Layout element annotations:

________________________

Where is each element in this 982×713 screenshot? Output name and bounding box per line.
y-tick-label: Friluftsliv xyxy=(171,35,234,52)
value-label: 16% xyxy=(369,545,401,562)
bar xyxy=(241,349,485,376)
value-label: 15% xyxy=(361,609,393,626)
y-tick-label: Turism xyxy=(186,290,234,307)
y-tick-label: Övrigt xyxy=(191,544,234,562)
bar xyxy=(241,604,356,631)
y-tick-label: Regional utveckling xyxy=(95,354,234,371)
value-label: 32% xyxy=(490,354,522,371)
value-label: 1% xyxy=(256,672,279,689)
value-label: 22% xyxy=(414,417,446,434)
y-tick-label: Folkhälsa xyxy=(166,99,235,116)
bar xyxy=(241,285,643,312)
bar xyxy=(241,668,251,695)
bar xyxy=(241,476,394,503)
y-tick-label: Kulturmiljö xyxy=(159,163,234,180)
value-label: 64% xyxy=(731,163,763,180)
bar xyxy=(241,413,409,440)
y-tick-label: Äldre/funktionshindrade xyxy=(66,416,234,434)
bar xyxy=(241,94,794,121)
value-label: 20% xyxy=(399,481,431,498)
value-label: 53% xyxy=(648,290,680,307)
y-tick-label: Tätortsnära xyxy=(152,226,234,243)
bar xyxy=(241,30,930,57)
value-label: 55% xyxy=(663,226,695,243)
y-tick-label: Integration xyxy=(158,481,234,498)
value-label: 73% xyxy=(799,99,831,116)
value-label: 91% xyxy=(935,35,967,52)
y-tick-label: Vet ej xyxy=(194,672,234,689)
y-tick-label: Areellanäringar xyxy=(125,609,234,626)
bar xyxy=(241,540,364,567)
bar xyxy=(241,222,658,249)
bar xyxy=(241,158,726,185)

________________________

Task prompt: Rewrite the records above, changing every "value-label" to "data-label" and leaving everything else untouched.

Solution:
Where is each element in this 982×713 screenshot? Output name and bounding box per line.
y-tick-label: Friluftsliv xyxy=(171,35,234,52)
data-label: 16% xyxy=(369,545,401,562)
bar xyxy=(241,349,485,376)
data-label: 15% xyxy=(361,609,393,626)
y-tick-label: Turism xyxy=(186,290,234,307)
y-tick-label: Övrigt xyxy=(191,544,234,562)
bar xyxy=(241,604,356,631)
y-tick-label: Regional utveckling xyxy=(95,354,234,371)
data-label: 32% xyxy=(490,354,522,371)
data-label: 1% xyxy=(256,672,279,689)
data-label: 22% xyxy=(414,417,446,434)
y-tick-label: Folkhälsa xyxy=(166,99,235,116)
bar xyxy=(241,285,643,312)
bar xyxy=(241,668,251,695)
bar xyxy=(241,476,394,503)
y-tick-label: Kulturmiljö xyxy=(159,163,234,180)
data-label: 64% xyxy=(731,163,763,180)
bar xyxy=(241,413,409,440)
y-tick-label: Äldre/funktionshindrade xyxy=(66,416,234,434)
bar xyxy=(241,94,794,121)
data-label: 20% xyxy=(399,481,431,498)
data-label: 53% xyxy=(648,290,680,307)
y-tick-label: Tätortsnära xyxy=(152,226,234,243)
bar xyxy=(241,30,930,57)
data-label: 55% xyxy=(663,226,695,243)
y-tick-label: Integration xyxy=(158,481,234,498)
data-label: 73% xyxy=(799,99,831,116)
data-label: 91% xyxy=(935,35,967,52)
y-tick-label: Vet ej xyxy=(194,672,234,689)
y-tick-label: Areellanäringar xyxy=(125,609,234,626)
bar xyxy=(241,540,364,567)
bar xyxy=(241,222,658,249)
bar xyxy=(241,158,726,185)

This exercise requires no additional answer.